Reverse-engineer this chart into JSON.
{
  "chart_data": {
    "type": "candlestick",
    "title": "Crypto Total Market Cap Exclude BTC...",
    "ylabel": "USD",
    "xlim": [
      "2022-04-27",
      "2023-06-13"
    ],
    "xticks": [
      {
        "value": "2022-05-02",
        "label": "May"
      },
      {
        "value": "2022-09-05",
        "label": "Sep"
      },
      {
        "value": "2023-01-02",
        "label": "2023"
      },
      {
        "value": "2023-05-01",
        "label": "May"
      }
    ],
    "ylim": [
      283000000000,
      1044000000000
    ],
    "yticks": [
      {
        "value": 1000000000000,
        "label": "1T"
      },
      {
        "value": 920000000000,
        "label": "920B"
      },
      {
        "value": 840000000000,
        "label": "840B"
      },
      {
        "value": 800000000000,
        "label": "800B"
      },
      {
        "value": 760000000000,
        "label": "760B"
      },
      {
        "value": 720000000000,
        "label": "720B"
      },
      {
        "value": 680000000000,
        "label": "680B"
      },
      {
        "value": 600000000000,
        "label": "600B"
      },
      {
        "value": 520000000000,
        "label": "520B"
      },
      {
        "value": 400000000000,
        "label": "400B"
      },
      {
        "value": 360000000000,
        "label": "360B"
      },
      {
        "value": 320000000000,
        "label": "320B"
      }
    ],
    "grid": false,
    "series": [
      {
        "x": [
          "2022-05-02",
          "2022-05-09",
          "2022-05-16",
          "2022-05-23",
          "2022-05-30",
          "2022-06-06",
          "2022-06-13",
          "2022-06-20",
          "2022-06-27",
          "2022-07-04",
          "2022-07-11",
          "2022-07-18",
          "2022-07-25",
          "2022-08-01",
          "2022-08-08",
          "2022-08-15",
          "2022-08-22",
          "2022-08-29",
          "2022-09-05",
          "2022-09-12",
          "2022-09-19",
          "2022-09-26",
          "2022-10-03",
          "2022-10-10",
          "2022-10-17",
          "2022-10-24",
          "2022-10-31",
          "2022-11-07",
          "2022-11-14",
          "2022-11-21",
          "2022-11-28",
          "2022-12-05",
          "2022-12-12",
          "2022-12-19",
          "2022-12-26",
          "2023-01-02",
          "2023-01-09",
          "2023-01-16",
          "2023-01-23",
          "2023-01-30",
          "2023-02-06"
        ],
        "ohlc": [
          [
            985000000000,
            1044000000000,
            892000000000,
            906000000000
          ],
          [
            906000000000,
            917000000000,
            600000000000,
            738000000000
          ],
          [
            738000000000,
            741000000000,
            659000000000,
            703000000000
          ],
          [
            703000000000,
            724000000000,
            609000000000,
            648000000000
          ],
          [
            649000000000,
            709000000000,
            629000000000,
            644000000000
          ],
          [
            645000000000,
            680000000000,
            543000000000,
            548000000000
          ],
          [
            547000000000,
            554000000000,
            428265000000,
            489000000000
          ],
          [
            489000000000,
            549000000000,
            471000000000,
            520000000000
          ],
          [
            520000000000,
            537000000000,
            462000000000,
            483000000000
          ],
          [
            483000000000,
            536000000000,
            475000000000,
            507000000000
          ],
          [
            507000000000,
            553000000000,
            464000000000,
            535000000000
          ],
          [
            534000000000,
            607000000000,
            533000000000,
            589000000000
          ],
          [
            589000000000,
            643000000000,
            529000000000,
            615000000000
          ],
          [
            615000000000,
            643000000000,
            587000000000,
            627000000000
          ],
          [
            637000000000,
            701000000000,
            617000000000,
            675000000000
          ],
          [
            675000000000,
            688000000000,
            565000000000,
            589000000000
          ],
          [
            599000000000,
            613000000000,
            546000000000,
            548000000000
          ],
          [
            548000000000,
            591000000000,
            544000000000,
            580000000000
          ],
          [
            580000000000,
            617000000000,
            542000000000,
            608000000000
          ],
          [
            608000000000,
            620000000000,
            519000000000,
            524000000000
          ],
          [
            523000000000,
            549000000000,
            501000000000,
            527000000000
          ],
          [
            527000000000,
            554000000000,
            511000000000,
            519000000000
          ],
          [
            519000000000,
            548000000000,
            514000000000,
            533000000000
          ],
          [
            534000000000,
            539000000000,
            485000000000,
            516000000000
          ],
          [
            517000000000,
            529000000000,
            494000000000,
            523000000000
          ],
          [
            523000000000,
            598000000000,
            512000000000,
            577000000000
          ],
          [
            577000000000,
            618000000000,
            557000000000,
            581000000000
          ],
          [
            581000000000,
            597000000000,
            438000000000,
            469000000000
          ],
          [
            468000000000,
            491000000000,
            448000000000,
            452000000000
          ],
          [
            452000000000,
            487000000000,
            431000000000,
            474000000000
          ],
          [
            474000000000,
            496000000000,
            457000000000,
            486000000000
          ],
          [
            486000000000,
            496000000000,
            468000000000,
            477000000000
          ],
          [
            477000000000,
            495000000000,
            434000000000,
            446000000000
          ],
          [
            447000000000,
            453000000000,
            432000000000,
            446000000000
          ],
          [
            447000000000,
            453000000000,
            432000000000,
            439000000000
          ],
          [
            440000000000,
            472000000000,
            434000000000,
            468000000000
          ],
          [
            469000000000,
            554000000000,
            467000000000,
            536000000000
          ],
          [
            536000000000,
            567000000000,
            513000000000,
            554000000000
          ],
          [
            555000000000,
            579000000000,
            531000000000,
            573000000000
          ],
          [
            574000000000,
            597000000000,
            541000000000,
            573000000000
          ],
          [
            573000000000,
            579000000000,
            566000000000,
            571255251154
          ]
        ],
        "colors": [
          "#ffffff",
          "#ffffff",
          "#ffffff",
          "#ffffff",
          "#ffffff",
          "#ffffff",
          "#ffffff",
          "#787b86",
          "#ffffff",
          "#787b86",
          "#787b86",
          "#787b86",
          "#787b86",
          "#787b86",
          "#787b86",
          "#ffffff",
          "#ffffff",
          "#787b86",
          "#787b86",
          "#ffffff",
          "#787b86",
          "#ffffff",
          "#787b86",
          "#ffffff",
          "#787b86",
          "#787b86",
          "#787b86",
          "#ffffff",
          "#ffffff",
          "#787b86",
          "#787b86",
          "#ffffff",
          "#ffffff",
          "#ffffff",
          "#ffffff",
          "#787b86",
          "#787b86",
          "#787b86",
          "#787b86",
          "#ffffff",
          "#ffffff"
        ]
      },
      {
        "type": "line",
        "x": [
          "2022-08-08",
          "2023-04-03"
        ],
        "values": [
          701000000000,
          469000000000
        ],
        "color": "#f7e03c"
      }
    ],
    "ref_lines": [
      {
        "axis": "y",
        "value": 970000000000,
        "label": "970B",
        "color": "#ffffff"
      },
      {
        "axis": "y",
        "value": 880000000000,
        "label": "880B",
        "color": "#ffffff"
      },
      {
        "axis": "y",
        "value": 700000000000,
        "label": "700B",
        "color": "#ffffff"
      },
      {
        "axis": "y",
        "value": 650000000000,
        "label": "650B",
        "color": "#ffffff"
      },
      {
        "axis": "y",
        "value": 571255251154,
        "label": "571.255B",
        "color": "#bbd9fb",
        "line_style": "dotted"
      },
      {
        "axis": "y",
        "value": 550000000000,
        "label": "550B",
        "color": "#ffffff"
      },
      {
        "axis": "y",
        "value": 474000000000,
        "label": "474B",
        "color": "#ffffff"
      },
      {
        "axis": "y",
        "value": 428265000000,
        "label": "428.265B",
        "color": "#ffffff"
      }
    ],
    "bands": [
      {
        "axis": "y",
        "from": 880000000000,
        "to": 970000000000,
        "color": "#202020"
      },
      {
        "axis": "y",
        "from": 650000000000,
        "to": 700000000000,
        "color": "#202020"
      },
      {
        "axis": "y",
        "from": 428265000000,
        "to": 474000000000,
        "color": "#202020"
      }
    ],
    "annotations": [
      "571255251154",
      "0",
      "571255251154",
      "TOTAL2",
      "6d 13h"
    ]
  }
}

▶ [PROBLEM TO SOLVE] Copy each entry exactly, with nothing added or dropped.

▶ [FULL ANSWER]
Reverse-engineer this chart into JSON.
{
  "chart_data": {
    "type": "candlestick",
    "title": "Crypto Total Market Cap Exclude BTC...",
    "ylabel": "USD",
    "xlim": [
      "2022-04-27",
      "2023-06-13"
    ],
    "xticks": [
      {
        "value": "2022-05-02",
        "label": "May"
      },
      {
        "value": "2022-09-05",
        "label": "Sep"
      },
      {
        "value": "2023-01-02",
        "label": "2023"
      },
      {
        "value": "2023-05-01",
        "label": "May"
      }
    ],
    "ylim": [
      283000000000,
      1044000000000
    ],
    "yticks": [
      {
        "value": 1000000000000,
        "label": "1T"
      },
      {
        "value": 920000000000,
        "label": "920B"
      },
      {
        "value": 840000000000,
        "label": "840B"
      },
      {
        "value": 800000000000,
        "label": "800B"
      },
      {
        "value": 760000000000,
        "label": "760B"
      },
      {
        "value": 720000000000,
        "label": "720B"
      },
      {
        "value": 680000000000,
        "label": "680B"
      },
      {
        "value": 600000000000,
        "label": "600B"
      },
      {
        "value": 520000000000,
        "label": "520B"
      },
      {
        "value": 400000000000,
        "label": "400B"
      },
      {
        "value": 360000000000,
        "label": "360B"
      },
      {
        "value": 320000000000,
        "label": "320B"
      }
    ],
    "grid": false,
    "series": [
      {
        "x": [
          "2022-05-02",
          "2022-05-09",
          "2022-05-16",
          "2022-05-23",
          "2022-05-30",
          "2022-06-06",
          "2022-06-13",
          "2022-06-20",
          "2022-06-27",
          "2022-07-04",
          "2022-07-11",
          "2022-07-18",
          "2022-07-25",
          "2022-08-01",
          "2022-08-08",
          "2022-08-15",
          "2022-08-22",
          "2022-08-29",
          "2022-09-05",
          "2022-09-12",
          "2022-09-19",
          "2022-09-26",
          "2022-10-03",
          "2022-10-10",
          "2022-10-17",
          "2022-10-24",
          "2022-10-31",
          "2022-11-07",
          "2022-11-14",
          "2022-11-21",
          "2022-11-28",
          "2022-12-05",
          "2022-12-12",
          "2022-12-19",
          "2022-12-26",
          "2023-01-02",
          "2023-01-09",
          "2023-01-16",
          "2023-01-23",
          "2023-01-30",
          "2023-02-06"
        ],
        "ohlc": [
          [
            985000000000,
            1044000000000,
            892000000000,
            906000000000
          ],
          [
            906000000000,
            917000000000,
            600000000000,
            738000000000
          ],
          [
            738000000000,
            741000000000,
            659000000000,
            703000000000
          ],
          [
            703000000000,
            724000000000,
            609000000000,
            648000000000
          ],
          [
            649000000000,
            709000000000,
            629000000000,
            644000000000
          ],
          [
            645000000000,
            680000000000,
            543000000000,
            548000000000
          ],
          [
            547000000000,
            554000000000,
            428265000000,
            489000000000
          ],
          [
            489000000000,
            549000000000,
            471000000000,
            520000000000
          ],
          [
            520000000000,
            537000000000,
            462000000000,
            483000000000
          ],
          [
            483000000000,
            536000000000,
            475000000000,
            507000000000
          ],
          [
            507000000000,
            553000000000,
            464000000000,
            535000000000
          ],
          [
            534000000000,
            607000000000,
            533000000000,
            589000000000
          ],
          [
            589000000000,
            643000000000,
            529000000000,
            615000000000
          ],
          [
            615000000000,
            643000000000,
            587000000000,
            627000000000
          ],
          [
            637000000000,
            701000000000,
            617000000000,
            675000000000
          ],
          [
            675000000000,
            688000000000,
            565000000000,
            589000000000
          ],
          [
            599000000000,
            613000000000,
            546000000000,
            548000000000
          ],
          [
            548000000000,
            591000000000,
            544000000000,
            580000000000
          ],
          [
            580000000000,
            617000000000,
            542000000000,
            608000000000
          ],
          [
            608000000000,
            620000000000,
            519000000000,
            524000000000
          ],
          [
            523000000000,
            549000000000,
            501000000000,
            527000000000
          ],
          [
            527000000000,
            554000000000,
            511000000000,
            519000000000
          ],
          [
            519000000000,
            548000000000,
            514000000000,
            533000000000
          ],
          [
            534000000000,
            539000000000,
            485000000000,
            516000000000
          ],
          [
            517000000000,
            529000000000,
            494000000000,
            523000000000
          ],
          [
            523000000000,
            598000000000,
            512000000000,
            577000000000
          ],
          [
            577000000000,
            618000000000,
            557000000000,
            581000000000
          ],
          [
            581000000000,
            597000000000,
            438000000000,
            469000000000
          ],
          [
            468000000000,
            491000000000,
            448000000000,
            452000000000
          ],
          [
            452000000000,
            487000000000,
            431000000000,
            474000000000
          ],
          [
            474000000000,
            496000000000,
            457000000000,
            486000000000
          ],
          [
            486000000000,
            496000000000,
            468000000000,
            477000000000
          ],
          [
            477000000000,
            495000000000,
            434000000000,
            446000000000
          ],
          [
            447000000000,
            453000000000,
            432000000000,
            446000000000
          ],
          [
            447000000000,
            453000000000,
            432000000000,
            439000000000
          ],
          [
            440000000000,
            472000000000,
            434000000000,
            468000000000
          ],
          [
            469000000000,
            554000000000,
            467000000000,
            536000000000
          ],
          [
            536000000000,
            567000000000,
            513000000000,
            554000000000
          ],
          [
            555000000000,
            579000000000,
            531000000000,
            573000000000
          ],
          [
            574000000000,
            597000000000,
            541000000000,
            573000000000
          ],
          [
            573000000000,
            579000000000,
            566000000000,
            571255251154
          ]
        ],
        "colors": [
          "#ffffff",
          "#ffffff",
          "#ffffff",
          "#ffffff",
          "#ffffff",
          "#ffffff",
          "#ffffff",
          "#787b86",
          "#ffffff",
          "#787b86",
          "#787b86",
          "#787b86",
          "#787b86",
          "#787b86",
          "#787b86",
          "#ffffff",
          "#ffffff",
          "#787b86",
          "#787b86",
          "#ffffff",
          "#787b86",
          "#ffffff",
          "#787b86",
          "#ffffff",
          "#787b86",
          "#787b86",
          "#787b86",
          "#ffffff",
          "#ffffff",
          "#787b86",
          "#787b86",
          "#ffffff",
          "#ffffff",
          "#ffffff",
          "#ffffff",
          "#787b86",
          "#787b86",
          "#787b86",
          "#787b86",
          "#ffffff",
          "#ffffff"
        ]
      },
      {
        "type": "line",
        "x": [
          "2022-08-08",
          "2023-04-03"
        ],
        "values": [
          701000000000,
          469000000000
        ],
        "color": "#f7e03c"
      }
    ],
    "ref_lines": [
      {
        "axis": "y",
        "value": 970000000000,
        "label": "970B",
        "color": "#ffffff"
      },
      {
        "axis": "y",
        "value": 880000000000,
        "label": "880B",
        "color": "#ffffff"
      },
      {
        "axis": "y",
        "value": 700000000000,
        "label": "700B",
        "color": "#ffffff"
      },
      {
        "axis": "y",
        "value": 650000000000,
        "label": "650B",
        "color": "#ffffff"
      },
      {
        "axis": "y",
        "value": 571255251154,
        "label": "571.255B",
        "color": "#bbd9fb",
        "line_style": "dotted"
      },
      {
        "axis": "y",
        "value": 550000000000,
        "label": "550B",
        "color": "#ffffff"
      },
      {
        "axis": "y",
        "value": 474000000000,
        "label": "474B",
        "color": "#ffffff"
      },
      {
        "axis": "y",
        "value": 428265000000,
        "label": "428.265B",
        "color": "#ffffff"
      }
    ],
    "bands": [
      {
        "axis": "y",
        "from": 880000000000,
        "to": 970000000000,
        "color": "#202020"
      },
      {
        "axis": "y",
        "from": 650000000000,
        "to": 700000000000,
        "color": "#202020"
      },
      {
        "axis": "y",
        "from": 428265000000,
        "to": 474000000000,
        "color": "#202020"
      }
    ],
    "annotations": [
      "571255251154",
      "0",
      "571255251154",
      "TOTAL2",
      "6d 13h"
    ]
  }
}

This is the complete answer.